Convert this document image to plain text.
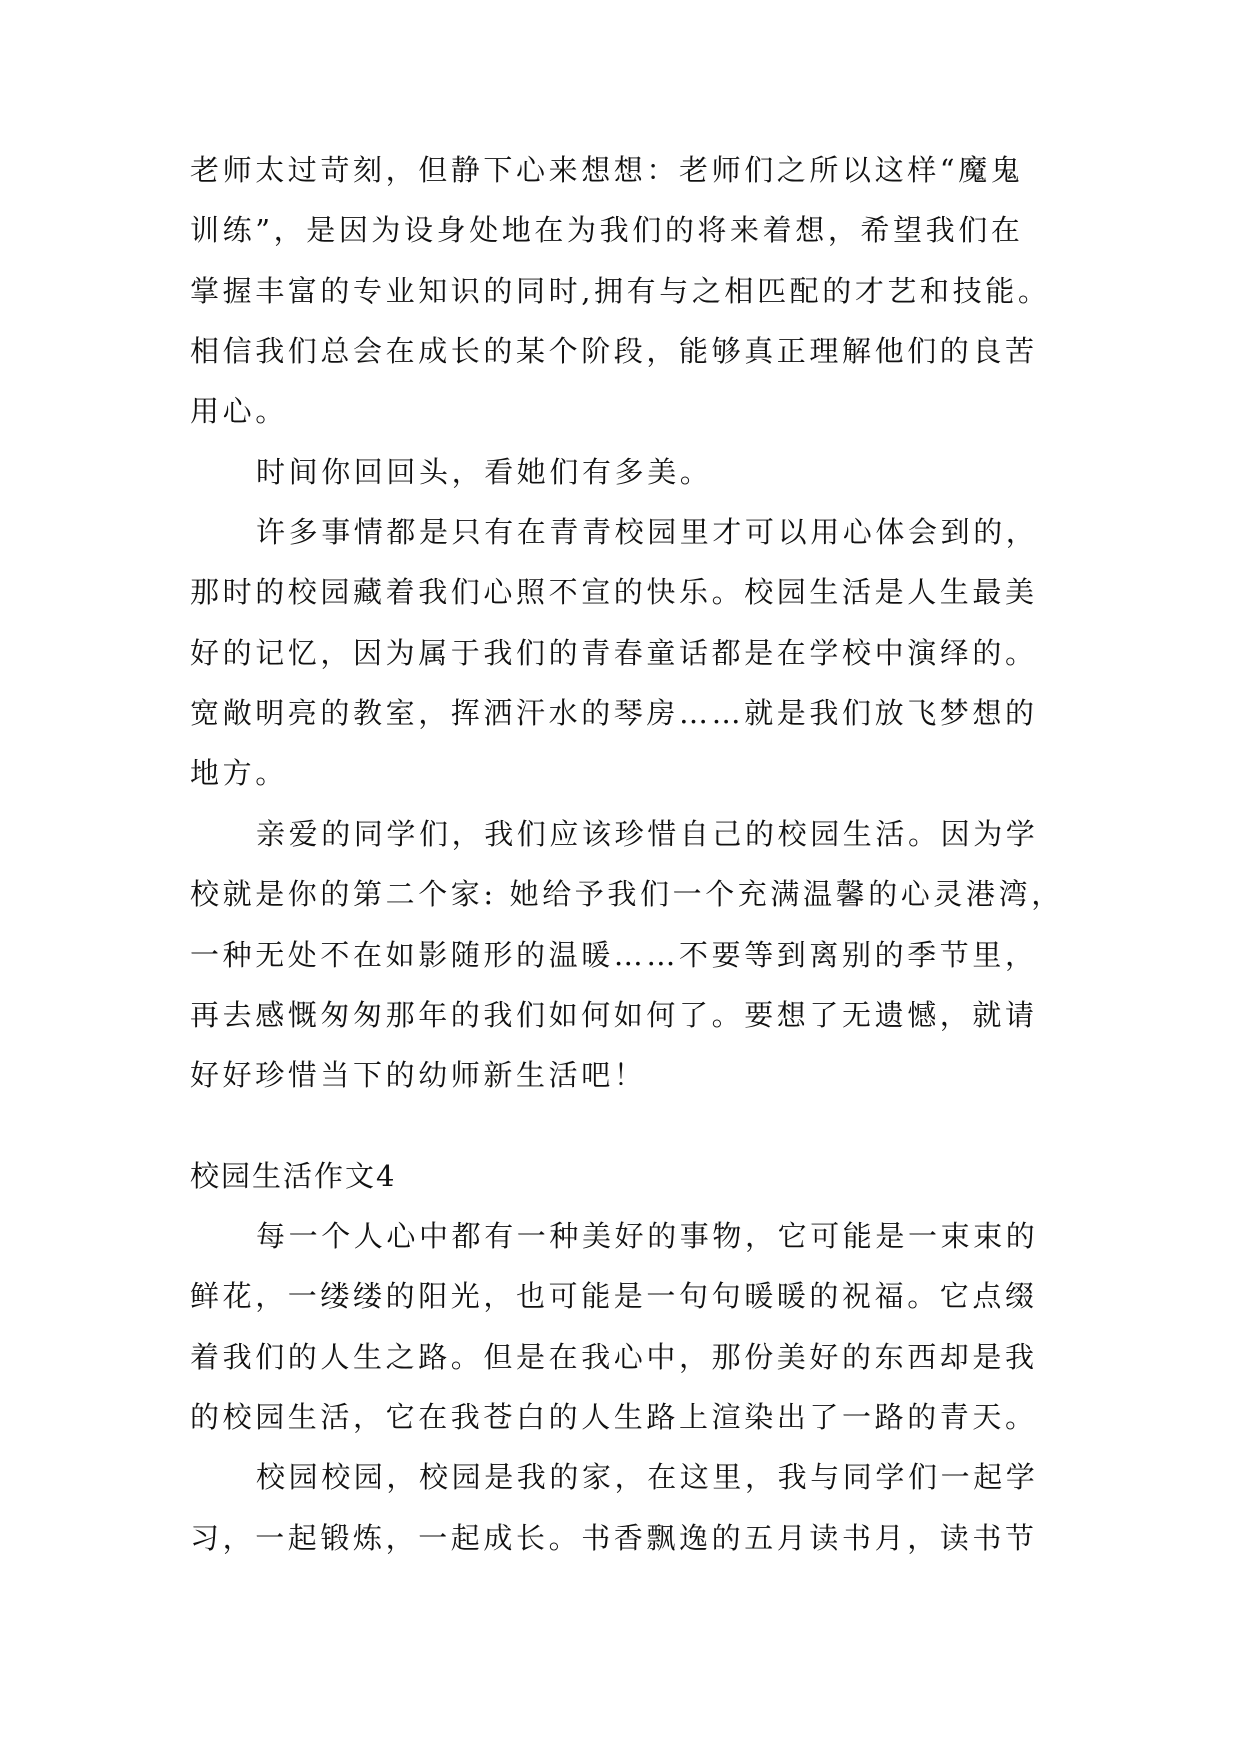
老师太过苛刻，但静下心来想想：老师们之所以这样“魔鬼

训练”，是因为设身处地在为我们的将来着想，希望我们在

掌握丰富的专业知识的同时,拥有与之相匹配的才艺和技能。

相信我们总会在成长的某个阶段，能够真正理解他们的良苦

用心。

时间你回回头，看她们有多美。

许多事情都是只有在青青校园里才可以用心体会到的，

那时的校园藏着我们心照不宣的快乐。校园生活是人生最美

好的记忆，因为属于我们的青春童话都是在学校中演绎的。

宽敞明亮的教室，挥洒汗水的琴房……就是我们放飞梦想的

地方。

亲爱的同学们，我们应该珍惜自己的校园生活。因为学

校就是你的第二个家: 她给予我们一个充满温馨的心灵港湾，

一种无处不在如影随形的温暖……不要等到离别的季节里，

再去感慨匆匆那年的我们如何如何了。要想了无遗憾，就请

好好珍惜当下的幼师新生活吧！

校园生活作文4

每一个人心中都有一种美好的事物，它可能是一束束的

鲜花，一缕缕的阳光，也可能是一句句暖暖的祝福。它点缀

着我们的人生之路。但是在我心中，那份美好的东西却是我

的校园生活，它在我苍白的人生路上渲染出了一路的青天。

校园校园，校园是我的家，在这里，我与同学们一起学

习，一起锻炼，一起成长。书香飘逸的五月读书月，读书节
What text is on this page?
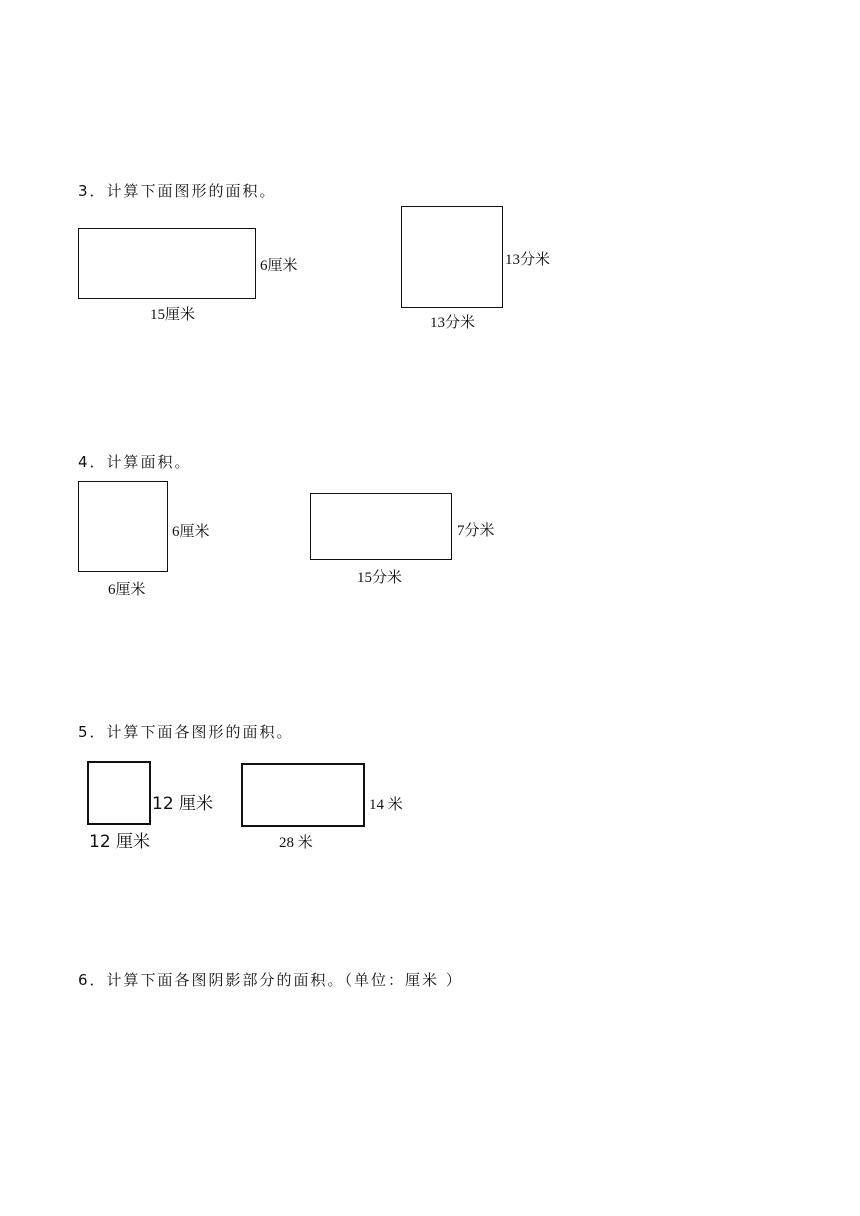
3．计算下面图形的面积。
6厘米
15厘米
13分米
13分米
4．计算面积。
6厘米
6厘米
7分米
15分米
5．计算下面各图形的面积。
12 厘米
12 厘米
14 米
28 米
6．计算下面各图阴影部分的面积。（单位：厘米 ）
□ □ □ □ □
Instructions to follow: Write out, please, the lines of the listing above from the one with "What text is on this page?" through the very last, exactly as given and with no pictures.

Task solution:
What text is on this page?
3．计算下面图形的面积。
6厘米
15厘米
13分米
13分米
4．计算面积。
6厘米
6厘米
7分米
15分米
5．计算下面各图形的面积。
12 厘米
12 厘米
14 米
28 米
6．计算下面各图阴影部分的面积。（单位：厘米 ）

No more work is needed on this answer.